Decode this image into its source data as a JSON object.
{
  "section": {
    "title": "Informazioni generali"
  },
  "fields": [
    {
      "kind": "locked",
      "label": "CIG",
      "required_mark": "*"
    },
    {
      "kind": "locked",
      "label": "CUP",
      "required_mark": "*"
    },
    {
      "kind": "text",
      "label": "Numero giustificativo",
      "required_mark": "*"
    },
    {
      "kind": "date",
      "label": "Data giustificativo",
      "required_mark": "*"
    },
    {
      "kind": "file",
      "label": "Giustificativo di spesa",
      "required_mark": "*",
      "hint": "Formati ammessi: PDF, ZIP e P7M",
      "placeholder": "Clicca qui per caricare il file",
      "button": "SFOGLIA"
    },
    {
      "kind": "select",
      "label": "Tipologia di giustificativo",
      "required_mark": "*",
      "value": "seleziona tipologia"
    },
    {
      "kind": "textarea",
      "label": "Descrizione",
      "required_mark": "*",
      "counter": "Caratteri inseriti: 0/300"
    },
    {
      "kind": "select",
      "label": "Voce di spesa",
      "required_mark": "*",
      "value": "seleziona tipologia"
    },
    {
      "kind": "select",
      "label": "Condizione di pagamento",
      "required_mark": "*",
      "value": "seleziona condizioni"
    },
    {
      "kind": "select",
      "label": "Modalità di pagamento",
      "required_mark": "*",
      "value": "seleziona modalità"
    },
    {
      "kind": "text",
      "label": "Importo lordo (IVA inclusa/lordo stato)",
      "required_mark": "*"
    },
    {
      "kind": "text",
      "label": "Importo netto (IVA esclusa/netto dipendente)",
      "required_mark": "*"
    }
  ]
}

Work to complete - In the listing above, find each line with the word "label" and copy it.

Solution for this task -
      "label": "CIG",
      "label": "CUP",
      "label": "Numero giustificativo",
      "label": "Data giustificativo",
      "label": "Giustificativo di spesa",
      "label": "Tipologia di giustificativo",
      "label": "Descrizione",
      "label": "Voce di spesa",
      "label": "Condizione di pagamento",
      "label": "Modalità di pagamento",
      "label": "Importo lordo (IVA inclusa/lordo stato)",
      "label": "Importo netto (IVA esclusa/netto dipendente)",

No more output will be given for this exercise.